══ Texto de leitura ══

O Estado de S. Paulo
A empresa não deveria se arvorar a conduzir os processos decisórios internos da nossa democracia. Alguma coisa está fora de ordem, fora de lugar, fora de prumo
Agente já conhecia o Google Translator
(vulgo “Tradutor”), o Google Meet, o Google Calendar, o Google Isso e o Google
Aquilo. São muitos, sortidos, como as diversas cabeças de uma hidra esperta.
Agora, no transcurso do feriadão de Primeiro de Maio, o Brasil foi apresentado
ao Google Eleitor. Este é o tal que toma parte em processos decisórios de uma
nação soberana – a saber, o Brasil. Interfere abertamente numa deliberação que
deveria se restringir aos eleitores desta terra e aos seus representantes no Parlamento.
O Google Eleitor é meio entrão: exerce a cidadania que, até a semana passada,
não tinha.
Agora, tem. Todo mundo viu. Nestes dias, conforme a Câmara dos Deputados se aproximava da data de votação do Projeto de Lei 2.630 (o PL das Fake News), marcada para terça passada, dia 2 de maio, as redes sociais se excitaram desbragadamente. As borbulhas cívicas foram além do costumeiro bate-boca entre seres humanos, robôs e seres desumanos. As próprias plataformas começaram a agir como se fossem lobistas, e isso sem disfarces. Então, o maior site de buscas em atividade no País tomou partido. “O Google colocou em sua página inicial um link para o artigo contra a proposta”, registrou este diário na sua primeira página de anteontem.
Isso mesmo. Numa conduta atípica,
inesperada e chantagista, o oráculo digital planetário entrou com tudo na
campanha para derrubar a data de votação do PL, e o mais incrível é que
conseguiu. Levou a melhor. Na própria terça, o presidente da Câmara, Arthur
Lira (PP-AL), anunciou o adiamento da pauta. Foi um anticlímax. A proprietária
do Google, chamada Alphabet, que também é dona do YouTube, assumiu a liderança
do cordão histriônico e burlesco daquele pessoal que fala contra a censura
enquanto milita para liquidar a liberdade e os direitos alheios. Não, isso não
era comum nestas plagas.
Agora, estamos numa cena difícil de
explicar e ainda mais difícil de entender. A Inteligência Artificial parece ter
aprendido que o Brasil, que nunca foi para principiantes, está aí ao sabor dos
caprichos de agentes traquejados, mesmo quando estrangeiros natos. Melhor
dizendo, a Inteligência Artificial ascendeu à iluminação de saber que para os
aventureiros digitais está aberta a temporada de lançar mão dos destinos desta
terra.
Isso posto, ficam as perguntas que não
querem silenciar. A famosa plataforma vai interferir nas eleições para
prefeito, no ano que vem? Vai apostar em alguns postulantes à vereança, em
detrimento de outras candidaturas? E em 2026, vai favorecer presidenciáveis?
Até onde chegarão os tentáculos do Google Eleitor?

═══
══ Dados de entrada ══

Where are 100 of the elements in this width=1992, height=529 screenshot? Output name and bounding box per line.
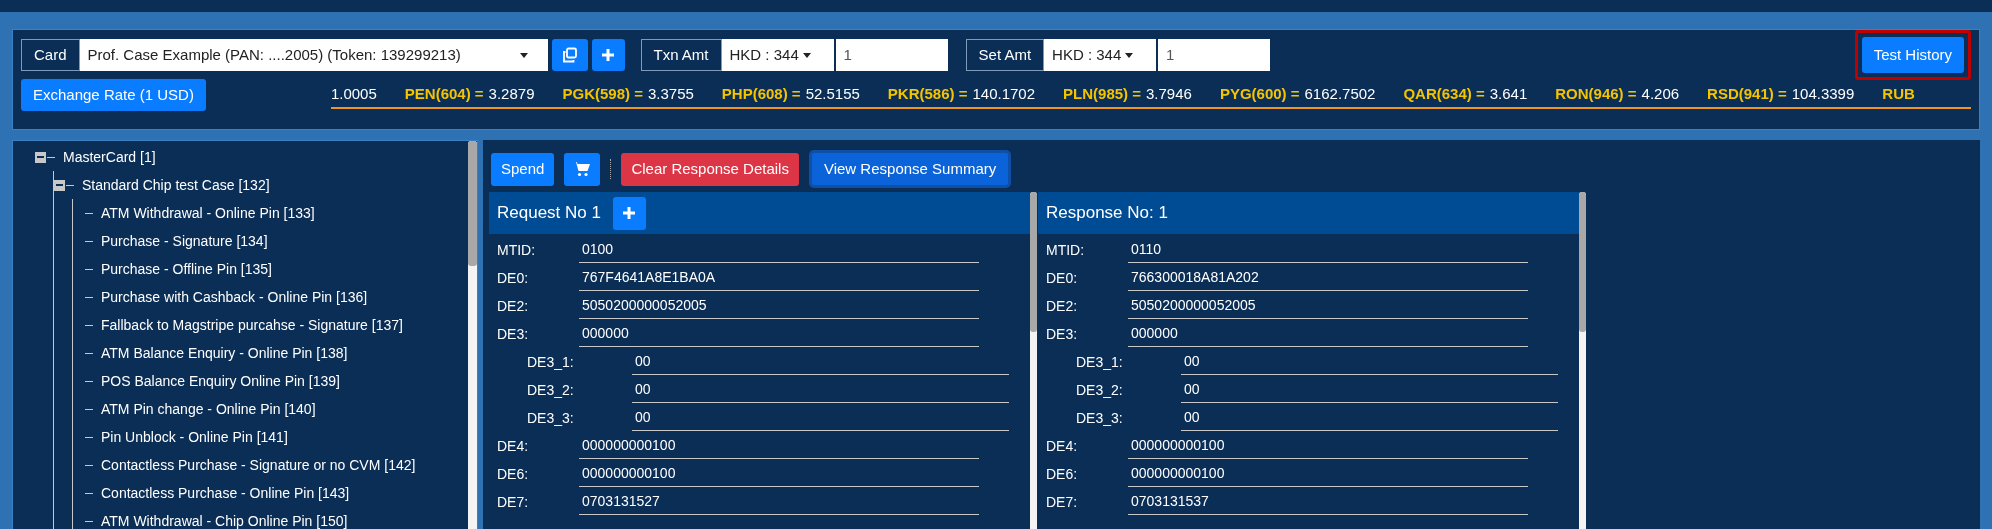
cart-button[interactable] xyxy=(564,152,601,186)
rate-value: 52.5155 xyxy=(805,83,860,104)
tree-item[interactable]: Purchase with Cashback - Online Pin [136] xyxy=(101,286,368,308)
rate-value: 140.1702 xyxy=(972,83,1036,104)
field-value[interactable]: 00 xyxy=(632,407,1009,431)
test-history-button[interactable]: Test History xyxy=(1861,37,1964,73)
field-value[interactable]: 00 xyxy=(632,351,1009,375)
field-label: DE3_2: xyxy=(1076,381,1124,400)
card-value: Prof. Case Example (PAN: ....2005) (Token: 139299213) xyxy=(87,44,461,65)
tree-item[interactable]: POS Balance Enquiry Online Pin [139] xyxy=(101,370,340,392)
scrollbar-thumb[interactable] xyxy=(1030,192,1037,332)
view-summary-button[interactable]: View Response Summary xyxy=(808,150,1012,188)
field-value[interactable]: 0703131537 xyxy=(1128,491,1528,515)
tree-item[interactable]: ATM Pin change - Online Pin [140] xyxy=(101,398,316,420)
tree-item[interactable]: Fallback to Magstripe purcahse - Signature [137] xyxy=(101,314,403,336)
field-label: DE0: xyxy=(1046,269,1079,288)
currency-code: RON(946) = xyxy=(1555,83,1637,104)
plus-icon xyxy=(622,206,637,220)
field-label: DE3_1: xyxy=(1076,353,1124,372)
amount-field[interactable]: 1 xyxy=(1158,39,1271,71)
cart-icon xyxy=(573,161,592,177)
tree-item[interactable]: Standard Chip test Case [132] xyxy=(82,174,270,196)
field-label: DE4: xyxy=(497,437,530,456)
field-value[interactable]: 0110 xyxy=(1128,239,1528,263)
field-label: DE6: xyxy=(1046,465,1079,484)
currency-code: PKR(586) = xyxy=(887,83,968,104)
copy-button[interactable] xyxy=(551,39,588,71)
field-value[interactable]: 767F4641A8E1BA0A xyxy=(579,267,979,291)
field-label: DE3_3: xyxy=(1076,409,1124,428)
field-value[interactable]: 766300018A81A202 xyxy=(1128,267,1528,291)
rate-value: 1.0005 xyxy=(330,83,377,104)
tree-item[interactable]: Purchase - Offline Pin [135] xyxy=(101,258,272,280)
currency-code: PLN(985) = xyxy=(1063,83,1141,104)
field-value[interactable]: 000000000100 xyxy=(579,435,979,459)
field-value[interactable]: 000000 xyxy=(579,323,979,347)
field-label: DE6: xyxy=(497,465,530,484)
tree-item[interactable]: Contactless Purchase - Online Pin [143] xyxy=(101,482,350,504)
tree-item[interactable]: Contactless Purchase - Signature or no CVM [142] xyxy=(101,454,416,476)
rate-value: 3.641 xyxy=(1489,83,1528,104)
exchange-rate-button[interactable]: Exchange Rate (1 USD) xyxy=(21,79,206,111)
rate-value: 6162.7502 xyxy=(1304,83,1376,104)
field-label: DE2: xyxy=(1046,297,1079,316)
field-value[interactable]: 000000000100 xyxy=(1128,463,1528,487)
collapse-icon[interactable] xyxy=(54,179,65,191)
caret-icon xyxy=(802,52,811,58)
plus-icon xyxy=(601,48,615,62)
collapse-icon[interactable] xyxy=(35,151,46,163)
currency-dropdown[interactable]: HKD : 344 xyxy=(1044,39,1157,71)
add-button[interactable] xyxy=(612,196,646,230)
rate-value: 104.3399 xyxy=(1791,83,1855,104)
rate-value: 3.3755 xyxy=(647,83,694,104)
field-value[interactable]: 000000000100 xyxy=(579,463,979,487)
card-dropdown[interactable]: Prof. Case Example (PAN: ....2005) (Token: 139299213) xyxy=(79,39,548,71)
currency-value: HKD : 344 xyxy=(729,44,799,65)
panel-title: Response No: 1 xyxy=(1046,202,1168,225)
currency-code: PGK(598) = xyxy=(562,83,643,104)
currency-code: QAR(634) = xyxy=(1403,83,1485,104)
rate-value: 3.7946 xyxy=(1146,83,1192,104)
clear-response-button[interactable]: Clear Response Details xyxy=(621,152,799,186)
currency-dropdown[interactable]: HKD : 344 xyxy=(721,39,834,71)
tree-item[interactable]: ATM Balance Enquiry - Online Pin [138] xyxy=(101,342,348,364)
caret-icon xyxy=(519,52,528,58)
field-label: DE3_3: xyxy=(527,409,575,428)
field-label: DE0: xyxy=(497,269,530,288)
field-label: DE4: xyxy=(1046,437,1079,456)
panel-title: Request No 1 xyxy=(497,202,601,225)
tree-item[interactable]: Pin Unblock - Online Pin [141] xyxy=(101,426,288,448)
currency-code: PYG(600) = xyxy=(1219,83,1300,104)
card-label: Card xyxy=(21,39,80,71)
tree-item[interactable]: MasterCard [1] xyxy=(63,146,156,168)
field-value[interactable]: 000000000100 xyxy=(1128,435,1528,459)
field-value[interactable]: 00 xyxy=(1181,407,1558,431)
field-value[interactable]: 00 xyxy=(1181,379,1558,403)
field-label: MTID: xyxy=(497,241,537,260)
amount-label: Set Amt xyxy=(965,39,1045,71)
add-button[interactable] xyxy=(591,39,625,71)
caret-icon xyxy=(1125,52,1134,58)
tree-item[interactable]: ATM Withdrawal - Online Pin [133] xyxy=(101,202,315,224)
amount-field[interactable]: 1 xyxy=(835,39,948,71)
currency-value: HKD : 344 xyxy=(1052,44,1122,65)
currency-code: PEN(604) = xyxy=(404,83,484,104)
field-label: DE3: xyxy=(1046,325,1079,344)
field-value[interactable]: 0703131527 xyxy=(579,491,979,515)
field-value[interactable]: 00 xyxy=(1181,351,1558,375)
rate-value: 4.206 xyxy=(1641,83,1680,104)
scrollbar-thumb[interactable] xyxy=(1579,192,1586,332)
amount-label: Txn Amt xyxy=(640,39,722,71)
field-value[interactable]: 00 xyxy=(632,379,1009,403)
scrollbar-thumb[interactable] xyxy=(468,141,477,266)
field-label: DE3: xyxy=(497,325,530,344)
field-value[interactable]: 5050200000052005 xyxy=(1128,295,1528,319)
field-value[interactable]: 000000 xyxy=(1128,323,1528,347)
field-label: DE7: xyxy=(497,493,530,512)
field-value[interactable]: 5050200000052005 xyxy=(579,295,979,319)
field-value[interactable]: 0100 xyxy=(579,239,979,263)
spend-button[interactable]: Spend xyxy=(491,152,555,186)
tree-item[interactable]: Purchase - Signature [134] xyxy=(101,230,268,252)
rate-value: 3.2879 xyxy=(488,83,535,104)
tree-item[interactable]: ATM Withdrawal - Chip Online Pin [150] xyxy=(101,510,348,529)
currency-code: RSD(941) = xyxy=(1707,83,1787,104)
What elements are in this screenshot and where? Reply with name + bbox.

═══
══ Dados de entrada ══

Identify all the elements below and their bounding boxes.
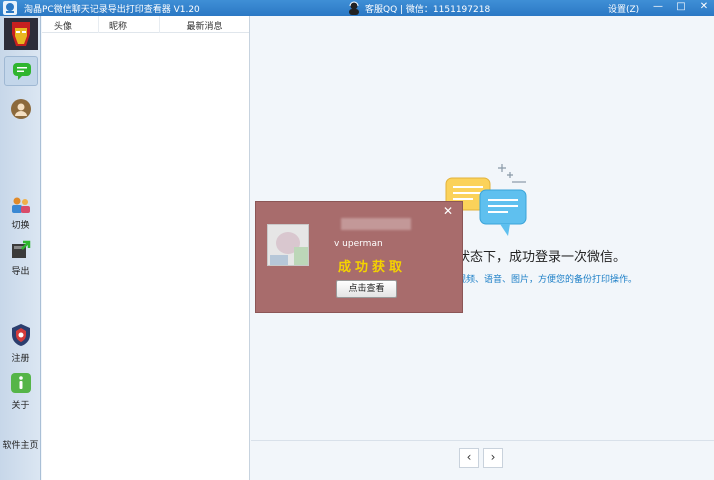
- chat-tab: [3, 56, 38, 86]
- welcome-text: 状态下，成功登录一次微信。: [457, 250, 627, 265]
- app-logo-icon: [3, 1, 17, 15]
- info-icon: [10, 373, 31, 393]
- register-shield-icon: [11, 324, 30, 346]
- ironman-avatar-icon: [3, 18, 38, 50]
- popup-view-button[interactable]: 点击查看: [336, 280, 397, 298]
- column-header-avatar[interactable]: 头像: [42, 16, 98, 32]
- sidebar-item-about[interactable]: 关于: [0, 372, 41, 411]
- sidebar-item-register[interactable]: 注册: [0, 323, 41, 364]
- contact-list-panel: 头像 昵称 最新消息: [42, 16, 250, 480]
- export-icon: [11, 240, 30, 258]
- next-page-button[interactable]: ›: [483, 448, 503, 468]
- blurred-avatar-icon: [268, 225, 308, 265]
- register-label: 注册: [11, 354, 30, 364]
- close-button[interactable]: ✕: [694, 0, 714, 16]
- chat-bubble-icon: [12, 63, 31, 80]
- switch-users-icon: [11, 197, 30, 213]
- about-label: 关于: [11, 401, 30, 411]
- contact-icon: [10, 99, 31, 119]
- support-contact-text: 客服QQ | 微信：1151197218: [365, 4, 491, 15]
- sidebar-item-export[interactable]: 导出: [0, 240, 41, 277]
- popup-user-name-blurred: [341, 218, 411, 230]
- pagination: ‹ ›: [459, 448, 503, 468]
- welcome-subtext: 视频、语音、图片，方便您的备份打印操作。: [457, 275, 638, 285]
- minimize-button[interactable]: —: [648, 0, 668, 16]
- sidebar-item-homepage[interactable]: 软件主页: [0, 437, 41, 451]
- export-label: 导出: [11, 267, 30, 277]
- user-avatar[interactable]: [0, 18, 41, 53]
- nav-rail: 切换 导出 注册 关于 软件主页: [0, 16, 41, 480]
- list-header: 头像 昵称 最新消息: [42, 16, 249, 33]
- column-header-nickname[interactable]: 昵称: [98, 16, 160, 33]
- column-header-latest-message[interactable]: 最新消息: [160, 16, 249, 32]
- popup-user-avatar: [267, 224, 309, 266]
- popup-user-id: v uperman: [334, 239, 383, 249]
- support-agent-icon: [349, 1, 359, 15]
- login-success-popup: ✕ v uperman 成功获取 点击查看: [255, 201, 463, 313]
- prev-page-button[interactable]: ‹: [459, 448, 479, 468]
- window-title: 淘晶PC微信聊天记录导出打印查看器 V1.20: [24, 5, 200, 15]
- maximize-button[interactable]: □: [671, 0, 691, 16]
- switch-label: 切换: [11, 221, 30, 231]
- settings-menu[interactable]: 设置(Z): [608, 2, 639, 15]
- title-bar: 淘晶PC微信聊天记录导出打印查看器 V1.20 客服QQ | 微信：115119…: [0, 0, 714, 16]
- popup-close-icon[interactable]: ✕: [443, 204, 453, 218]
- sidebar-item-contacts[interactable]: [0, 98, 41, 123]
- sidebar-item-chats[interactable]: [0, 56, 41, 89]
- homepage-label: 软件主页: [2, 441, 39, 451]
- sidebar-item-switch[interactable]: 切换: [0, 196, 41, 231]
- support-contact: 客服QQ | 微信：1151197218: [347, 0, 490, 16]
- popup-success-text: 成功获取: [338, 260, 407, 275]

═══
══ Dados de entrada ══

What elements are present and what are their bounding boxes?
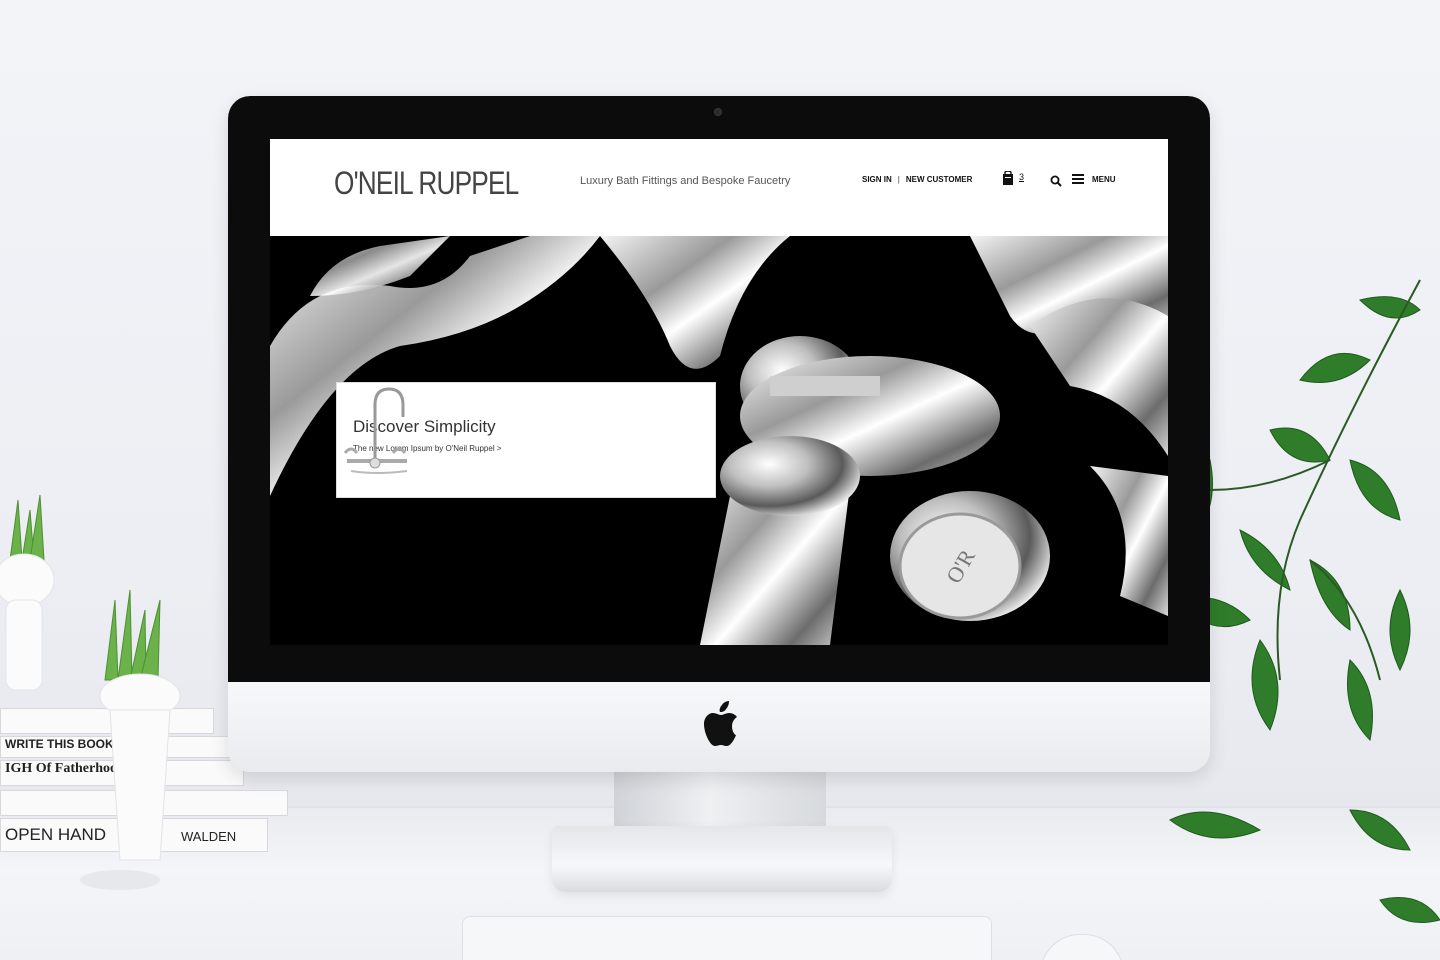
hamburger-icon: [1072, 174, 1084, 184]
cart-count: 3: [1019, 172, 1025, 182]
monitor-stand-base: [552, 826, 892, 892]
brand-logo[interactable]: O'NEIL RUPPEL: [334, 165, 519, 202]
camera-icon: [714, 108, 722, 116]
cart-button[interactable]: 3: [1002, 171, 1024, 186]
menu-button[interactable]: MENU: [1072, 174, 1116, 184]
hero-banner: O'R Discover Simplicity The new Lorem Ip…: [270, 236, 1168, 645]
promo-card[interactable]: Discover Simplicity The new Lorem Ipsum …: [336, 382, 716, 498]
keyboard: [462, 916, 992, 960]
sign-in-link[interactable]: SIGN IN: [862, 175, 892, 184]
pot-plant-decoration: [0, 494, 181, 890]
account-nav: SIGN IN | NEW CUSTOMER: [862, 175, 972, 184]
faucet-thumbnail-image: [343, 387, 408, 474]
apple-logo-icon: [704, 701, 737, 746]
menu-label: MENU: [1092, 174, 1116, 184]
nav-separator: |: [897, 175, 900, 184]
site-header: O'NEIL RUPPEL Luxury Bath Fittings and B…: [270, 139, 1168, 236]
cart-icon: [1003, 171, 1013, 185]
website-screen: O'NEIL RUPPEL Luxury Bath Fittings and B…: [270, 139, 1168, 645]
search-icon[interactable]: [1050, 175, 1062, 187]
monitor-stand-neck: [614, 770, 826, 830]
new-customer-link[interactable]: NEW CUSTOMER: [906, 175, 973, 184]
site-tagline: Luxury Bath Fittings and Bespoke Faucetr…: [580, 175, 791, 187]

═══

Tarefas:
1: Reproduza as linhas dos registros que vão da que contém "- chat-tab: [3, 56, 38, 86]" até a que contém "- switch-label: 切换: [11, 221, 30, 231]", incluindo as duas.
2: Prossiga com o texto sobre o Google e o PL das Fake News a partir do ponto em que ele termina.

Respostas esperadas:
1:
- chat-tab: [3, 56, 38, 86]
- welcome-text: 状态下，成功登录一次微信。: [457, 250, 627, 265]
- app-logo-icon: [3, 1, 17, 15]
- info-icon: [10, 373, 31, 393]
- register-shield-icon: [11, 324, 30, 346]
- ironman-avatar-icon: [3, 18, 38, 50]
- popup-view-button[interactable]: 点击查看: [336, 280, 397, 298]
- column-header-avatar[interactable]: 头像: [42, 16, 98, 32]
- sidebar-item-about[interactable]: 关于: [0, 372, 41, 411]
- sidebar-item-register[interactable]: 注册: [0, 323, 41, 364]
- contact-list-panel: 头像 昵称 最新消息: [42, 16, 250, 480]
- export-icon: [11, 240, 30, 258]
- next-page-button[interactable]: ›: [483, 448, 503, 468]
- blurred-avatar-icon: [268, 225, 308, 265]
- register-label: 注册: [11, 354, 30, 364]
- close-button[interactable]: ✕: [694, 0, 714, 16]
- chat-bubble-icon: [12, 63, 31, 80]
- switch-users-icon: [11, 197, 30, 213]
- about-label: 关于: [11, 401, 30, 411]
- contact-icon: [10, 99, 31, 119]
- support-contact-text: 客服QQ | 微信：1151197218: [365, 4, 491, 15]
- sidebar-item-export[interactable]: 导出: [0, 240, 41, 277]
- popup-user-name-blurred: [341, 218, 411, 230]
- pagination: ‹ ›: [459, 448, 503, 468]
- welcome-subtext: 视频、语音、图片，方便您的备份打印操作。: [457, 275, 638, 285]
- minimize-button[interactable]: —: [648, 0, 668, 16]
- sidebar-item-homepage[interactable]: 软件主页: [0, 437, 41, 451]
- export-label: 导出: [11, 267, 30, 277]
- user-avatar[interactable]: [0, 18, 41, 53]
- nav-rail: 切换 导出 注册 关于 软件主页: [0, 16, 41, 480]
- list-header: 头像 昵称 最新消息: [42, 16, 249, 33]
- column-header-nickname[interactable]: 昵称: [98, 16, 160, 33]
- column-header-latest-message[interactable]: 最新消息: [160, 16, 249, 32]
- popup-user-avatar: [267, 224, 309, 266]
- popup-user-id: v uperman: [334, 239, 383, 249]
- support-agent-icon: [349, 1, 359, 15]
- login-success-popup: ✕ v uperman 成功获取 点击查看: [255, 201, 463, 313]
- prev-page-button[interactable]: ‹: [459, 448, 479, 468]
- window-title: 淘晶PC微信聊天记录导出打印查看器 V1.20: [24, 5, 200, 15]
- maximize-button[interactable]: □: [671, 0, 691, 16]
- switch-label: 切换: [11, 221, 30, 231]

2:
Você pode ter suas críticas ao PL 2.630, em
que encontramos até erro de pontuação. O projeto tem acertos, amplamente
reconhecidos, mas não está livre de falhas. Portanto, você pode dizer que, na
redação dos artigos que deveriam ir à votação em plenário anteontem, deputados
e senadores foram contemplados com proteções demais, enquanto gente sem mandato
ficou à mercê de controles um tanto insondáveis. Você também pode alegar que há
conceitos vagos no texto legal, assim como poderá observar que faz falta uma
agência reguladora com mandato, competência e alcance claramente demarcados.
Enfim, você pode mesmo estar em desacordo frontal com o famigerado PL 2.630,
mas não poderá negar, nem mesmo você, que este negócio de uma gigante do capitalismo
digital, uma big tech com sede nos Estados Unidos, cerrar fileiras com próceres
do bolsonarismo tardio numa polêmica pública, que fere o nervo do interesse
nacional, é pra lá de esquisito. Será que a Nação não poderia resolver sozinha
mais essa encruzilhada de seu destino? Será que nós, brasileiros, precisamos
ser tutelados por um conglomerado monopolista global?
E não é só. O que o Google levou a público
no Primeiro de Maio foi um editorial opinativo, como se fosse um jornal comum.
Agiu como se fosse imprensa – justo ele, que vive de arguir, em sua defesa, que
não tem nada de imprensa e que, por isso, não pode arcar com responsabilizações
editoriais. Sim, desta vez a superplataforma se comportou como um diário
convencional.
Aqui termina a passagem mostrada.